EXERCISE MATERIALS:
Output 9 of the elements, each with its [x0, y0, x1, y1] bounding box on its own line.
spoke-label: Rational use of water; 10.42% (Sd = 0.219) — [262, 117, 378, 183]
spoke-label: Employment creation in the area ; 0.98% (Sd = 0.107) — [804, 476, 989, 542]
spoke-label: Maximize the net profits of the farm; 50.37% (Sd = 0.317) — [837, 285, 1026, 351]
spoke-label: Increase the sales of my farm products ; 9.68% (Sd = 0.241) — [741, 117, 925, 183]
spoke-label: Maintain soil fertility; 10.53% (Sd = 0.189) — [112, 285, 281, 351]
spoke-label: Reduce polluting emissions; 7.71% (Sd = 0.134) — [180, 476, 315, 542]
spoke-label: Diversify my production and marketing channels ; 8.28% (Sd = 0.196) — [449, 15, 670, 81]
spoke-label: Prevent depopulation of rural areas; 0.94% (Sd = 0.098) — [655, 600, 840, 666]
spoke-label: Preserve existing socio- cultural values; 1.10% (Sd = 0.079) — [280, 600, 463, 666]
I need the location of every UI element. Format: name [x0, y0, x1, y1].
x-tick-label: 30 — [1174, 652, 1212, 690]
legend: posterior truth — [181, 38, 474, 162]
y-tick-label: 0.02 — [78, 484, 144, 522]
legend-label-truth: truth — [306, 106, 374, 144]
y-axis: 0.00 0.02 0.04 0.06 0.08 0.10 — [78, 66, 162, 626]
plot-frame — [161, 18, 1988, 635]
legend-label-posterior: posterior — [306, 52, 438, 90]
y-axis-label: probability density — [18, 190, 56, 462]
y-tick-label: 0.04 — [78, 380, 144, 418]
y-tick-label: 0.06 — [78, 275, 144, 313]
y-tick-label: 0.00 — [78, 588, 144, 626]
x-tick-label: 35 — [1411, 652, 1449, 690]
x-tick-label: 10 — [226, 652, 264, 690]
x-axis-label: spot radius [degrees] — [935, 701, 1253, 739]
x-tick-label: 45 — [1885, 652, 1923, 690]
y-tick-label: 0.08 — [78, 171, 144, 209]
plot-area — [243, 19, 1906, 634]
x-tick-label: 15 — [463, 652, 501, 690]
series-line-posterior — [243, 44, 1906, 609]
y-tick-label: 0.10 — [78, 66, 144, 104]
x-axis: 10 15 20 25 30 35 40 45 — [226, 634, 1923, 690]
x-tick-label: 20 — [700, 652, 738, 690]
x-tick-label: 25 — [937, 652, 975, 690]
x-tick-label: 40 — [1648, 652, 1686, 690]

DO THIS:
Copy out every line of the entries above word for word, keeping them in the same order.

TASK OUTPUT:
Output 9 of the elements, each with its [x0, y0, x1, y1] bounding box on its own line.
spoke-label: Rational use of water; 10.42% (Sd = 0.219) — [262, 117, 378, 183]
spoke-label: Employment creation in the area ; 0.98% (Sd = 0.107) — [804, 476, 989, 542]
spoke-label: Maximize the net profits of the farm; 50.37% (Sd = 0.317) — [837, 285, 1026, 351]
spoke-label: Increase the sales of my farm products ; 9.68% (Sd = 0.241) — [741, 117, 925, 183]
spoke-label: Maintain soil fertility; 10.53% (Sd = 0.189) — [112, 285, 281, 351]
spoke-label: Reduce polluting emissions; 7.71% (Sd = 0.134) — [180, 476, 315, 542]
spoke-label: Diversify my production and marketing channels ; 8.28% (Sd = 0.196) — [449, 15, 670, 81]
spoke-label: Prevent depopulation of rural areas; 0.94% (Sd = 0.098) — [655, 600, 840, 666]
spoke-label: Preserve existing socio- cultural values; 1.10% (Sd = 0.079) — [280, 600, 463, 666]
I need the location of every UI element. Format: name [x0, y0, x1, y1].
x-tick-label: 30 — [1174, 652, 1212, 690]
legend: posterior truth — [181, 38, 474, 162]
y-tick-label: 0.02 — [78, 484, 144, 522]
legend-label-truth: truth — [306, 106, 374, 144]
y-axis: 0.00 0.02 0.04 0.06 0.08 0.10 — [78, 66, 162, 626]
plot-frame — [161, 18, 1988, 635]
legend-label-posterior: posterior — [306, 52, 438, 90]
y-axis-label: probability density — [18, 190, 56, 462]
y-tick-label: 0.04 — [78, 380, 144, 418]
y-tick-label: 0.06 — [78, 275, 144, 313]
y-tick-label: 0.00 — [78, 588, 144, 626]
x-tick-label: 35 — [1411, 652, 1449, 690]
x-tick-label: 10 — [226, 652, 264, 690]
x-axis-label: spot radius [degrees] — [935, 701, 1253, 739]
x-tick-label: 45 — [1885, 652, 1923, 690]
y-tick-label: 0.08 — [78, 171, 144, 209]
plot-area — [243, 19, 1906, 634]
x-tick-label: 15 — [463, 652, 501, 690]
series-line-posterior — [243, 44, 1906, 609]
y-tick-label: 0.10 — [78, 66, 144, 104]
x-axis: 10 15 20 25 30 35 40 45 — [226, 634, 1923, 690]
x-tick-label: 20 — [700, 652, 738, 690]
x-tick-label: 25 — [937, 652, 975, 690]
x-tick-label: 40 — [1648, 652, 1686, 690]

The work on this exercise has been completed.